On a muggy Saturday afternoon — Day 4 of my road trip through the Southwest looking for the political soul of Latinos in a presidential election year — I found a radically transformed brewery.
It was twice as big, and there were more beers than ever. I remembered all the plaques and clippings celebrating Jess’ success. Now, there were new awards. One for “La Familia Valiente” — the Brave Family. Another that deemed Rich “Warrior of the Year.”
If you can’t stand in allyship with folks when no one’s looking, then what kind of person are you?
— Jess Fierro
On Nov. 19, 2022, a gunman stormed Club Q, Colorado Springs’ only LGBTQ+-friendly nightclub, killing five people and injuring 25. The Fierros were there to see a friend of their daughter, Kassy, perform in drag. Among the dead was Kassy’s boyfriend. The toll would have been worse if Rich hadn’t helped subdue the gunman. The national media anointed him with a label he immediately rejected: hero.
Atrevida was swarmed with orders for T-shirts and other memorabilia — a blessing and a curse for the Fierros, because what happens when the nation wants to think of you as anything but your business?

*****

The problem
Duplicate everything in the brewery passage from "On a muggy Saturday" down to "person are you?", word for word.

Items

*****

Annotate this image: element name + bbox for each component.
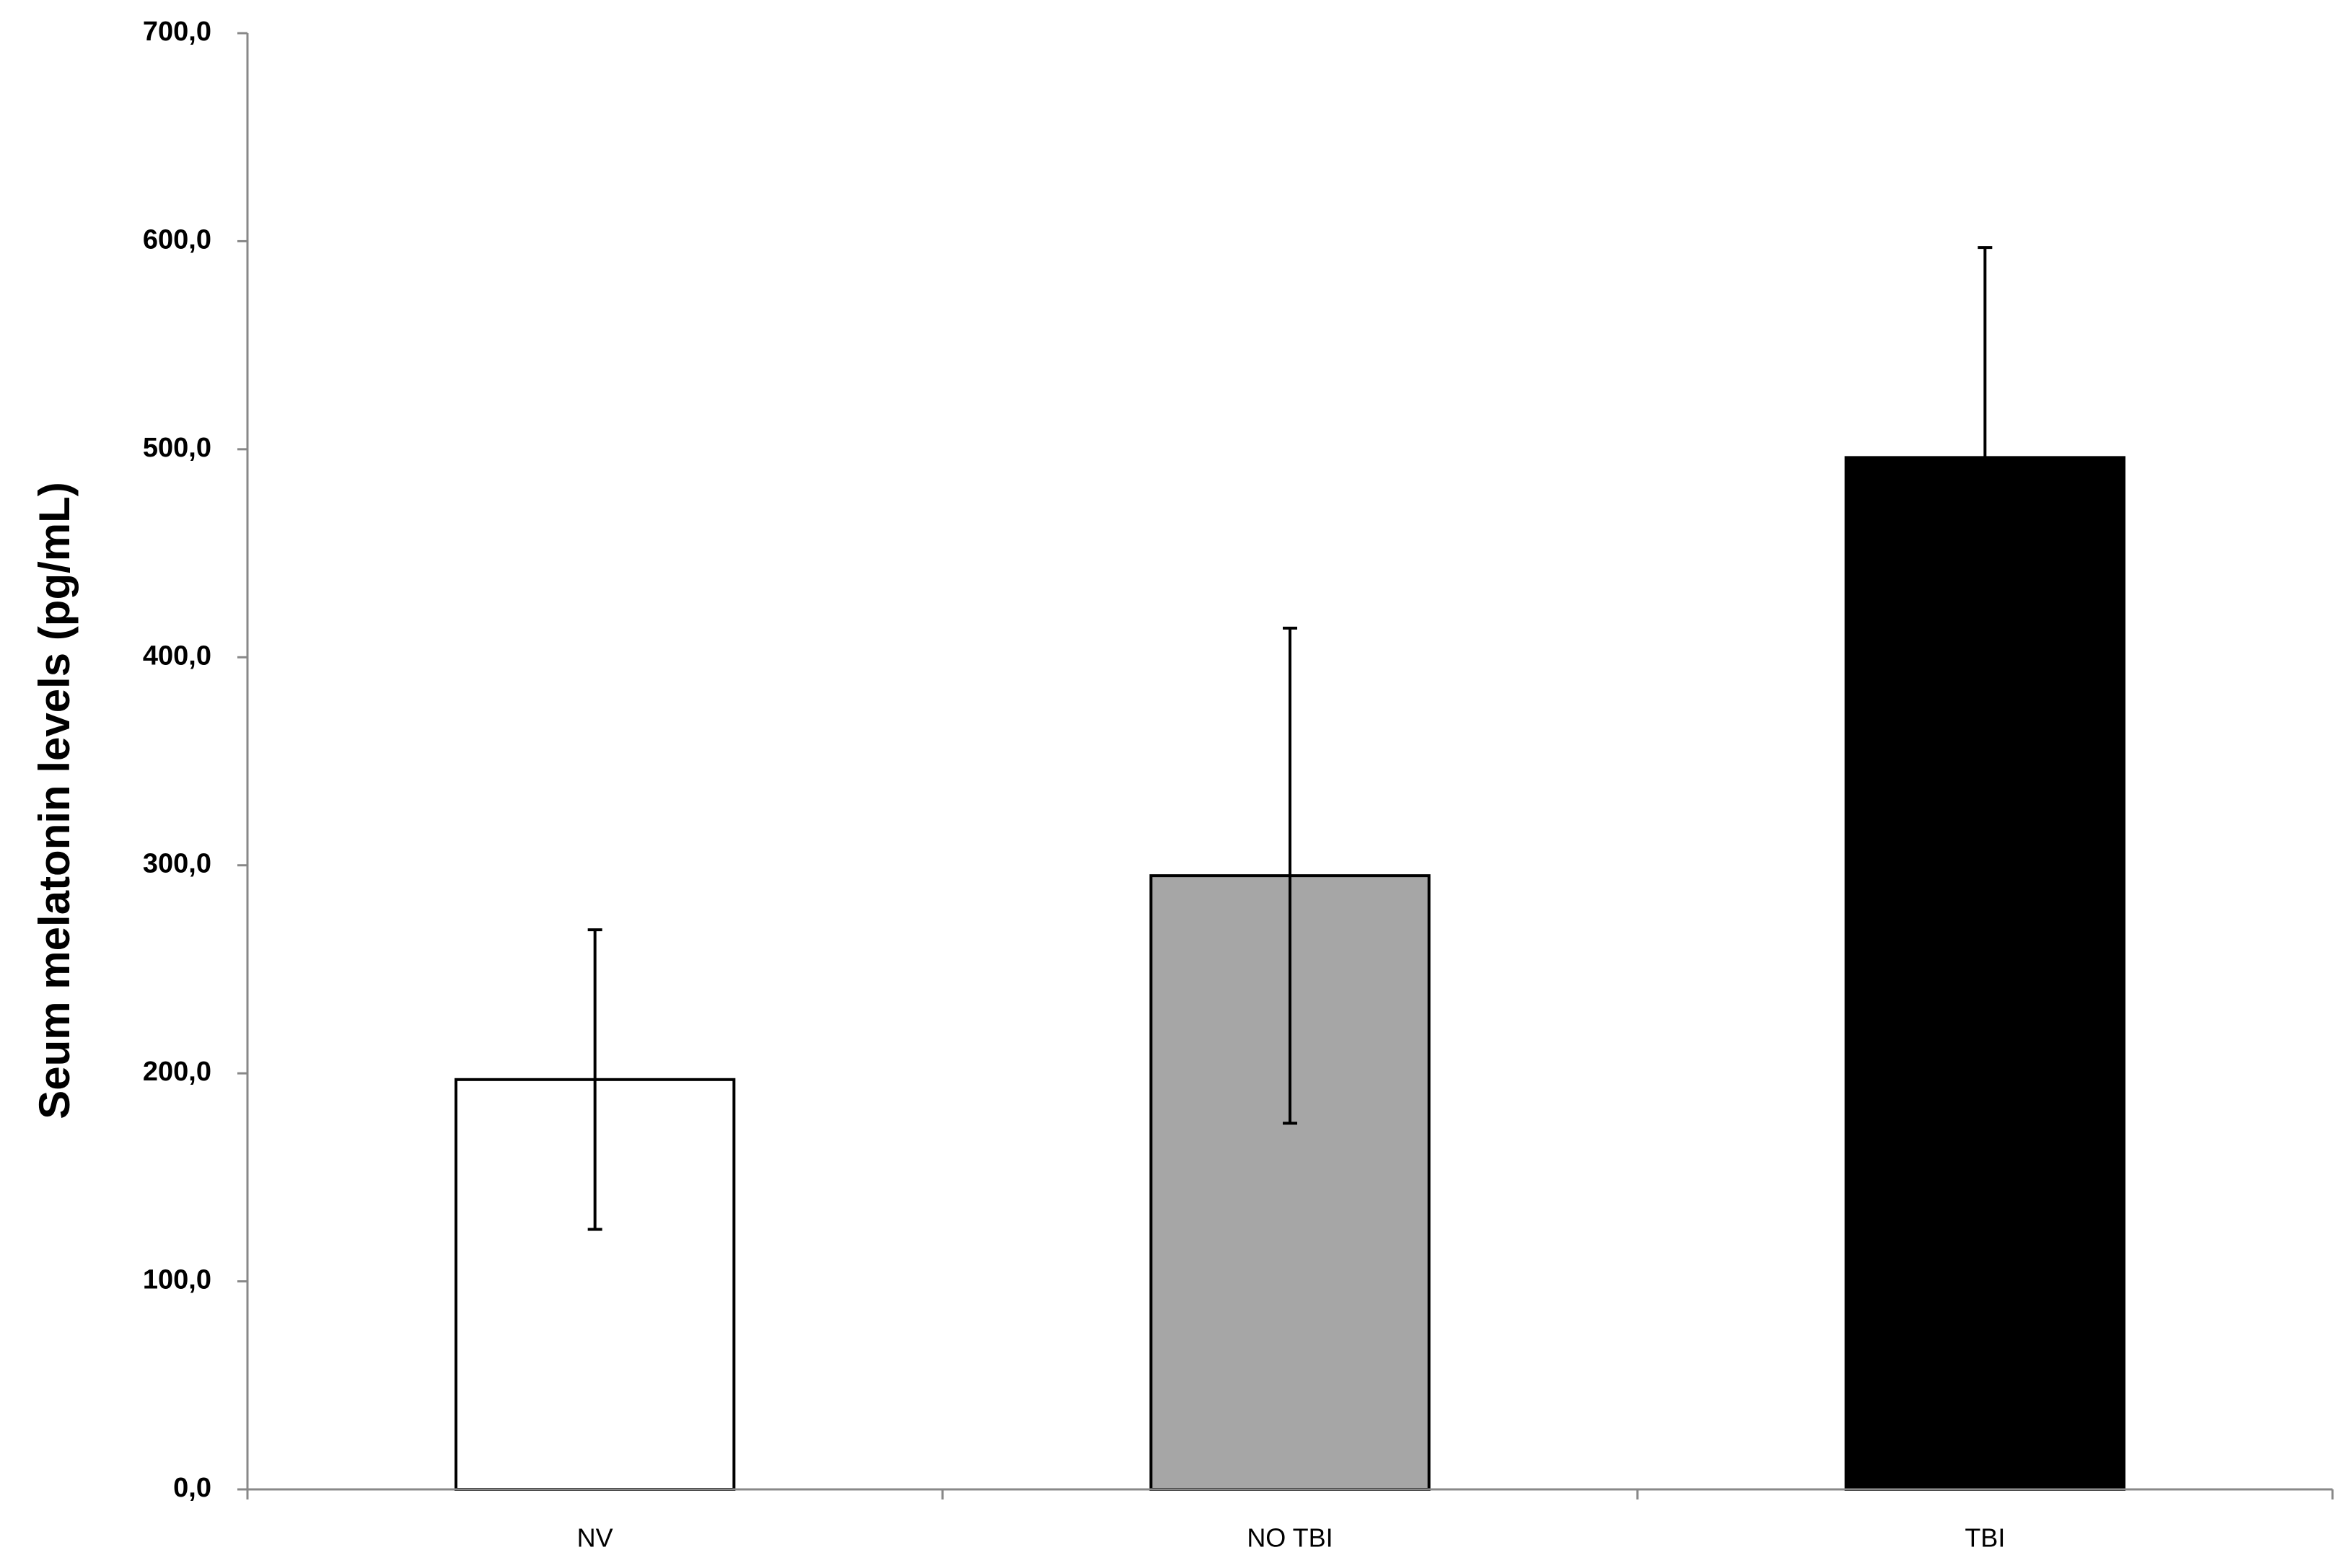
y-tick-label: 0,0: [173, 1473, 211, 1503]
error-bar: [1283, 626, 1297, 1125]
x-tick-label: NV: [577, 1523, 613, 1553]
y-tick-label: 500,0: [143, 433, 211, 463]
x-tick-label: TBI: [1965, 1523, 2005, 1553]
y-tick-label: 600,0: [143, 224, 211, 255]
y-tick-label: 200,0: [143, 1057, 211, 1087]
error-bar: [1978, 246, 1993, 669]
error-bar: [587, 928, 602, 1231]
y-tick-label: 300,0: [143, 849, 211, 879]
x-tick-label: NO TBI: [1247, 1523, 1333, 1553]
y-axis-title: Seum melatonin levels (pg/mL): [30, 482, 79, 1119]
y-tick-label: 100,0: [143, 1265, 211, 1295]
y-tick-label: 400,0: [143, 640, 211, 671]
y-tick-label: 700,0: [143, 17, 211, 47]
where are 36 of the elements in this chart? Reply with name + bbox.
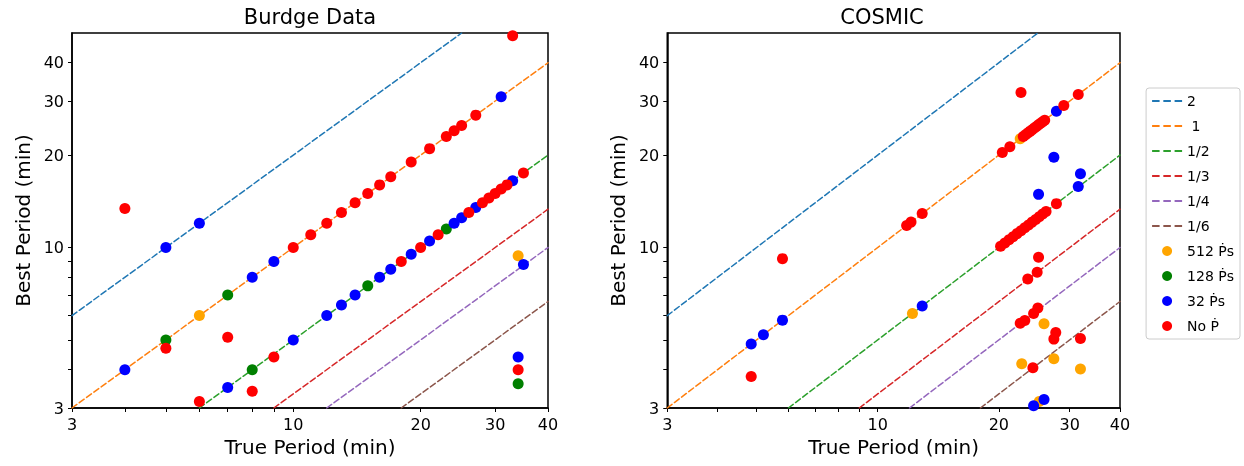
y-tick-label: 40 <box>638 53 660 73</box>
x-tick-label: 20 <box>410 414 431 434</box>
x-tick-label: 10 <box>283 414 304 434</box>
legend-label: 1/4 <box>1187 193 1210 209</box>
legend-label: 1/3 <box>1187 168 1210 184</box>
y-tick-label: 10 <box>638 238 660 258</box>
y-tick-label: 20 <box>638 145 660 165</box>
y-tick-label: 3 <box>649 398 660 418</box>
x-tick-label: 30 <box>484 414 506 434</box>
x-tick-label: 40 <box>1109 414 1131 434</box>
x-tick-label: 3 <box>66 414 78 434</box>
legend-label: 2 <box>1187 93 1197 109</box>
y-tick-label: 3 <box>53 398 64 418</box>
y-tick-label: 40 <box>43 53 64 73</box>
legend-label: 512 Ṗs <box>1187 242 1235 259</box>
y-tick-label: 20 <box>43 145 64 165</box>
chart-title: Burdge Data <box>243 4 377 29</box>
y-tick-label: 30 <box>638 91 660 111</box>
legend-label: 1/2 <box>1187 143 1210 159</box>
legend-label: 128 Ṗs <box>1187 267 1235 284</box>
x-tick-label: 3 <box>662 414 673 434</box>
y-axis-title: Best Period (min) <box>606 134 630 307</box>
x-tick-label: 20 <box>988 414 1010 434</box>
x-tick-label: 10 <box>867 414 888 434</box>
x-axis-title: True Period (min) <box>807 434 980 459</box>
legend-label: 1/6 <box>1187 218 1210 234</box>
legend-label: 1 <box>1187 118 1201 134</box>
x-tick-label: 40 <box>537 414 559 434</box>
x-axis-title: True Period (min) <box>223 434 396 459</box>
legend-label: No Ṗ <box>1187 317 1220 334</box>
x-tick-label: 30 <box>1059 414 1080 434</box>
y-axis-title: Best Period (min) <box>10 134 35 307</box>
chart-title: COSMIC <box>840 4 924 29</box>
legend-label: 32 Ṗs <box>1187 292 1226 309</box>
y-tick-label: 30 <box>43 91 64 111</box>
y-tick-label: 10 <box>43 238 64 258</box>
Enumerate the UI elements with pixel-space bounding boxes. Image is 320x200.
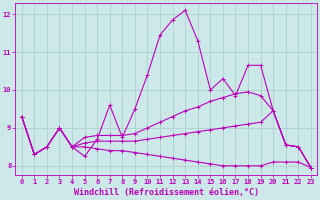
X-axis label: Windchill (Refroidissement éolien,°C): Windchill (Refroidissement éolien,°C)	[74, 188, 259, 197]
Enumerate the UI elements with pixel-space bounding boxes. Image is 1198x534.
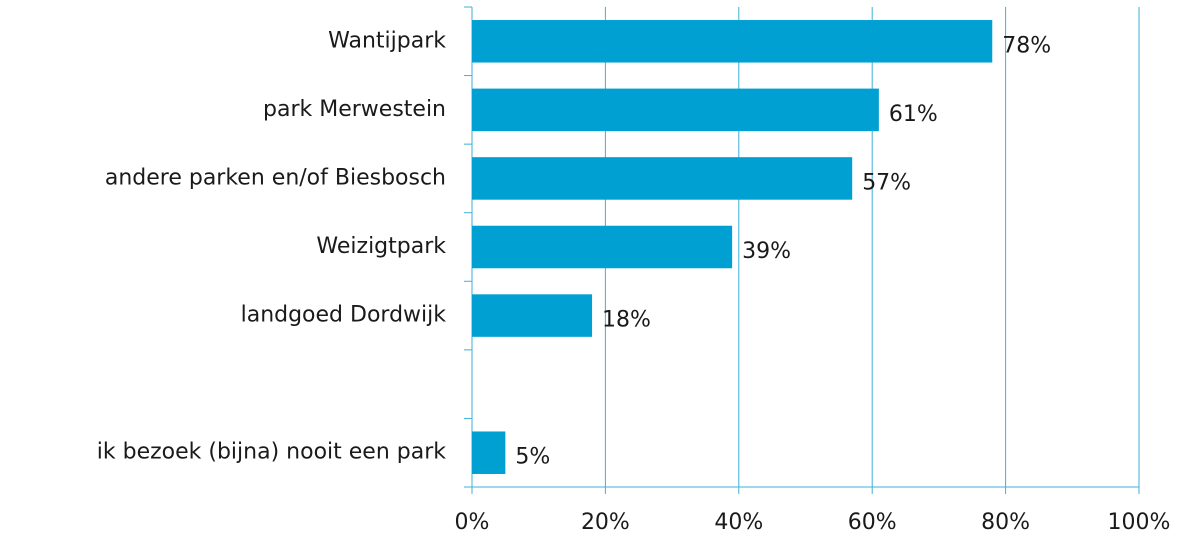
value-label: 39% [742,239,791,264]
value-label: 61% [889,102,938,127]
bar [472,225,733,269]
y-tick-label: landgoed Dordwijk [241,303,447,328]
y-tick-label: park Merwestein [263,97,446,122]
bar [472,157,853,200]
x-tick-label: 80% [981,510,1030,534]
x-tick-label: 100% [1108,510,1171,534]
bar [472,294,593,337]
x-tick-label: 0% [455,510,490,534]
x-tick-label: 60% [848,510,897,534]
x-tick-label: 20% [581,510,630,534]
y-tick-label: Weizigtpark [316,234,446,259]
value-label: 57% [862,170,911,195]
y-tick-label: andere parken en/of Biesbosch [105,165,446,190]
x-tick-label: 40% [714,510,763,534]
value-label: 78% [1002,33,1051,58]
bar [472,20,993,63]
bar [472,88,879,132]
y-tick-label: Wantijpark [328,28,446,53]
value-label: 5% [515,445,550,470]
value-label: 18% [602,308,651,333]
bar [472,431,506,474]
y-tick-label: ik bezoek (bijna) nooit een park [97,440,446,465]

*****

Response for this exercise
On a muggy Saturday afternoon — Day 4 of my road trip through the Southwest looking for the political soul of Latinos in a presidential election year — I found a radically transformed brewery.
It was twice as big, and there were more beers than ever. I remembered all the plaques and clippings celebrating Jess’ success. Now, there were new awards. One for “La Familia Valiente” — the Brave Family. Another that deemed Rich “Warrior of the Year.”
If you can’t stand in allyship with folks when no one’s looking, then what kind of person are you?